──────── DATASET ENTRIES ────────
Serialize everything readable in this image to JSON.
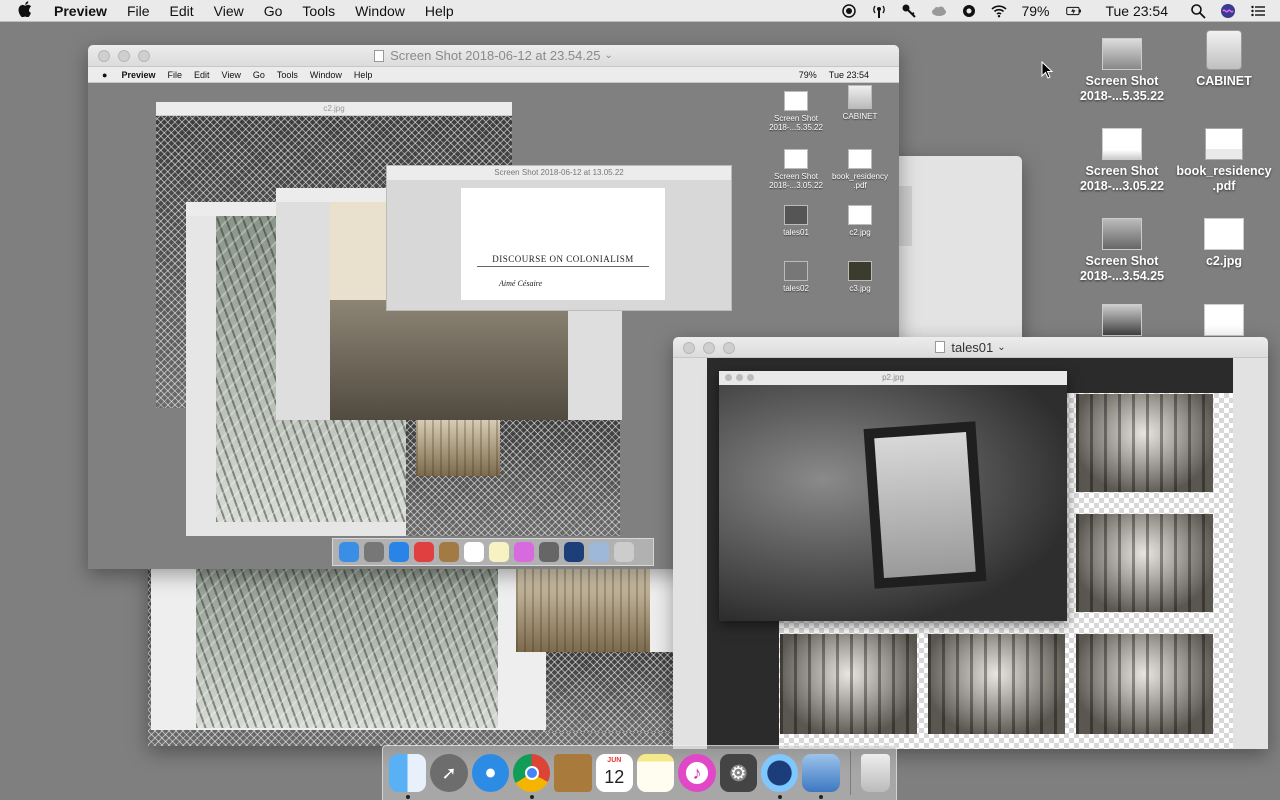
{
  "menubar": {
    "app_name": "Preview",
    "menus": [
      "File",
      "Edit",
      "View",
      "Go",
      "Tools",
      "Window",
      "Help"
    ],
    "battery": "79%",
    "clock": "Tue 23:54"
  },
  "windows": {
    "main_screenshot": {
      "title": "Screen Shot 2018-06-12 at 23.54.25",
      "inner_menubar": {
        "app_name": "Preview",
        "menus": [
          "File",
          "Edit",
          "View",
          "Go",
          "Tools",
          "Window",
          "Help"
        ],
        "battery": "79%",
        "clock": "Tue 23:54"
      },
      "inner_c2_title": "c2.jpg",
      "inner_screenshot_title": "Screen Shot 2018-06-12 at 13.05.22",
      "doc_heading": "DISCOURSE ON COLONIALISM",
      "doc_author": "Aimé Césaire",
      "mini_icons": [
        {
          "label": "Screen Shot 2018-...5.35.22"
        },
        {
          "label": "CABINET"
        },
        {
          "label": "Screen Shot 2018-...3.05.22"
        },
        {
          "label": "book_residency .pdf"
        },
        {
          "label": "tales01"
        },
        {
          "label": "c2.jpg"
        },
        {
          "label": "tales02"
        },
        {
          "label": "c3.jpg"
        }
      ]
    },
    "tales01": {
      "title": "tales01",
      "inner_title": "p2.jpg"
    }
  },
  "desktop_icons": [
    {
      "label": "Screen Shot 2018-...5.35.22",
      "kind": "screenshot"
    },
    {
      "label": "CABINET",
      "kind": "drive"
    },
    {
      "label": "Screen Shot 2018-...3.05.22",
      "kind": "screenshot"
    },
    {
      "label": "book_residency .pdf",
      "kind": "pdf"
    },
    {
      "label": "Screen Shot 2018-...3.54.25",
      "kind": "screenshot"
    },
    {
      "label": "c2.jpg",
      "kind": "image"
    }
  ],
  "dock": {
    "calendar_month": "JUN",
    "calendar_day": "12",
    "apps": [
      "finder",
      "launchpad",
      "safari",
      "chrome",
      "notefile",
      "calendar",
      "notes",
      "itunes",
      "system-preferences",
      "quicktime",
      "preview",
      "trash"
    ]
  },
  "colors": {
    "desktop": "#7f7f80",
    "menubar": "#eaeaea"
  }
}
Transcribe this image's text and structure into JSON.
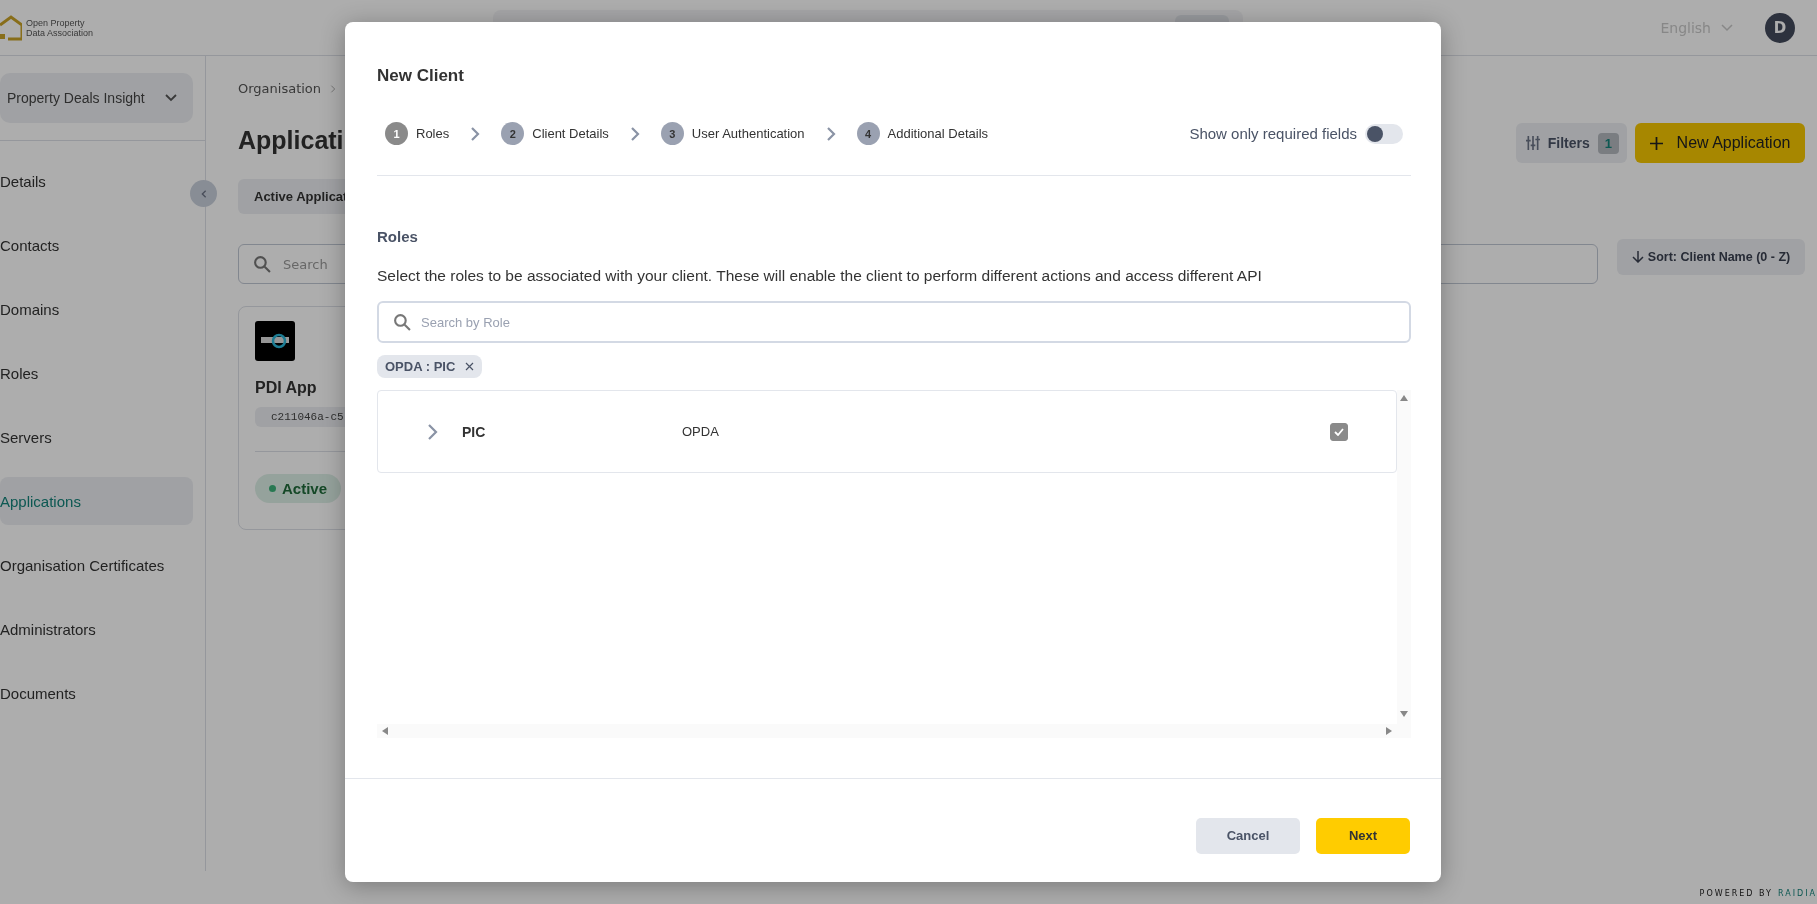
{
  "header": {
    "logo_lines": [
      "Open Property",
      "Data Association"
    ],
    "language": "English",
    "avatar": "D"
  },
  "sidebar": {
    "organisation": "Property Deals Insight",
    "items": [
      {
        "label": "Details",
        "selected": false
      },
      {
        "label": "Contacts",
        "selected": false
      },
      {
        "label": "Domains",
        "selected": false
      },
      {
        "label": "Roles",
        "selected": false
      },
      {
        "label": "Servers",
        "selected": false
      },
      {
        "label": "Applications",
        "selected": true
      },
      {
        "label": "Organisation Certificates",
        "selected": false
      },
      {
        "label": "Administrators",
        "selected": false
      },
      {
        "label": "Documents",
        "selected": false
      }
    ]
  },
  "main": {
    "breadcrumb": [
      "Organisation"
    ],
    "title": "Applicati",
    "tabs": [
      {
        "label": "Active Applicat",
        "selected": true
      }
    ],
    "filters": {
      "label": "Filters",
      "count": "1"
    },
    "new_button": "New Application",
    "search": {
      "placeholder": "Search"
    },
    "sort": "Sort: Client Name (0 - Z)",
    "cards": [
      {
        "name": "PDI App",
        "client_id": "c211046a-c5",
        "status": "Active"
      }
    ]
  },
  "modal": {
    "title": "New Client",
    "steps": [
      {
        "number": "1",
        "label": "Roles",
        "selected": true
      },
      {
        "number": "2",
        "label": "Client Details",
        "selected": false
      },
      {
        "number": "3",
        "label": "User Authentication",
        "selected": false
      },
      {
        "number": "4",
        "label": "Additional Details",
        "selected": false
      }
    ],
    "required_toggle": {
      "label": "Show only required fields",
      "on": false
    },
    "section_title": "Roles",
    "description": "Select the roles to be associated with your client. These will enable the client to perform different actions and access different API",
    "search": {
      "placeholder": "Search by Role"
    },
    "chips": [
      {
        "label": "OPDA : PIC"
      }
    ],
    "roles": [
      {
        "name": "PIC",
        "organisation": "OPDA",
        "expanded": false,
        "checked": true
      }
    ],
    "buttons": [
      {
        "label": "Cancel",
        "kind": "secondary"
      },
      {
        "label": "Next",
        "kind": "primary"
      }
    ]
  },
  "footer": {
    "powered_by": "POWERED BY",
    "brand": "RAIDIA"
  }
}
────────
Give the material again exactly as it is, but keep the pictures out.

Serialize everything readable in this image to JSON.
{
  "menubar": {
    "app_name": "Preview",
    "menus": [
      "File",
      "Edit",
      "View",
      "Go",
      "Tools",
      "Window",
      "Help"
    ],
    "battery": "79%",
    "clock": "Tue 23:54"
  },
  "windows": {
    "main_screenshot": {
      "title": "Screen Shot 2018-06-12 at 23.54.25",
      "inner_menubar": {
        "app_name": "Preview",
        "menus": [
          "File",
          "Edit",
          "View",
          "Go",
          "Tools",
          "Window",
          "Help"
        ],
        "battery": "79%",
        "clock": "Tue 23:54"
      },
      "inner_c2_title": "c2.jpg",
      "inner_screenshot_title": "Screen Shot 2018-06-12 at 13.05.22",
      "doc_heading": "DISCOURSE ON COLONIALISM",
      "doc_author": "Aimé Césaire",
      "mini_icons": [
        {
          "label": "Screen Shot 2018-...5.35.22"
        },
        {
          "label": "CABINET"
        },
        {
          "label": "Screen Shot 2018-...3.05.22"
        },
        {
          "label": "book_residency .pdf"
        },
        {
          "label": "tales01"
        },
        {
          "label": "c2.jpg"
        },
        {
          "label": "tales02"
        },
        {
          "label": "c3.jpg"
        }
      ]
    },
    "tales01": {
      "title": "tales01",
      "inner_title": "p2.jpg"
    }
  },
  "desktop_icons": [
    {
      "label": "Screen Shot 2018-...5.35.22",
      "kind": "screenshot"
    },
    {
      "label": "CABINET",
      "kind": "drive"
    },
    {
      "label": "Screen Shot 2018-...3.05.22",
      "kind": "screenshot"
    },
    {
      "label": "book_residency .pdf",
      "kind": "pdf"
    },
    {
      "label": "Screen Shot 2018-...3.54.25",
      "kind": "screenshot"
    },
    {
      "label": "c2.jpg",
      "kind": "image"
    }
  ],
  "dock": {
    "calendar_month": "JUN",
    "calendar_day": "12",
    "apps": [
      "finder",
      "launchpad",
      "safari",
      "chrome",
      "notefile",
      "calendar",
      "notes",
      "itunes",
      "system-preferences",
      "quicktime",
      "preview",
      "trash"
    ]
  },
  "colors": {
    "desktop": "#7f7f80",
    "menubar": "#eaeaea"
  }
}
Transcribe this image's text and structure into JSON.
{
  "header": {
    "logo_lines": [
      "Open Property",
      "Data Association"
    ],
    "language": "English",
    "avatar": "D"
  },
  "sidebar": {
    "organisation": "Property Deals Insight",
    "items": [
      {
        "label": "Details",
        "selected": false
      },
      {
        "label": "Contacts",
        "selected": false
      },
      {
        "label": "Domains",
        "selected": false
      },
      {
        "label": "Roles",
        "selected": false
      },
      {
        "label": "Servers",
        "selected": false
      },
      {
        "label": "Applications",
        "selected": true
      },
      {
        "label": "Organisation Certificates",
        "selected": false
      },
      {
        "label": "Administrators",
        "selected": false
      },
      {
        "label": "Documents",
        "selected": false
      }
    ]
  },
  "main": {
    "breadcrumb": [
      "Organisation"
    ],
    "title": "Applicati",
    "tabs": [
      {
        "label": "Active Applicat",
        "selected": true
      }
    ],
    "filters": {
      "label": "Filters",
      "count": "1"
    },
    "new_button": "New Application",
    "search": {
      "placeholder": "Search"
    },
    "sort": "Sort: Client Name (0 - Z)",
    "cards": [
      {
        "name": "PDI App",
        "client_id": "c211046a-c5",
        "status": "Active"
      }
    ]
  },
  "modal": {
    "title": "New Client",
    "steps": [
      {
        "number": "1",
        "label": "Roles",
        "selected": true
      },
      {
        "number": "2",
        "label": "Client Details",
        "selected": false
      },
      {
        "number": "3",
        "label": "User Authentication",
        "selected": false
      },
      {
        "number": "4",
        "label": "Additional Details",
        "selected": false
      }
    ],
    "required_toggle": {
      "label": "Show only required fields",
      "on": false
    },
    "section_title": "Roles",
    "description": "Select the roles to be associated with your client. These will enable the client to perform different actions and access different API",
    "search": {
      "placeholder": "Search by Role"
    },
    "chips": [
      {
        "label": "OPDA : PIC"
      }
    ],
    "roles": [
      {
        "name": "PIC",
        "organisation": "OPDA",
        "expanded": false,
        "checked": true
      }
    ],
    "buttons": [
      {
        "label": "Cancel",
        "kind": "secondary"
      },
      {
        "label": "Next",
        "kind": "primary"
      }
    ]
  },
  "footer": {
    "powered_by": "POWERED BY",
    "brand": "RAIDIA"
  }
}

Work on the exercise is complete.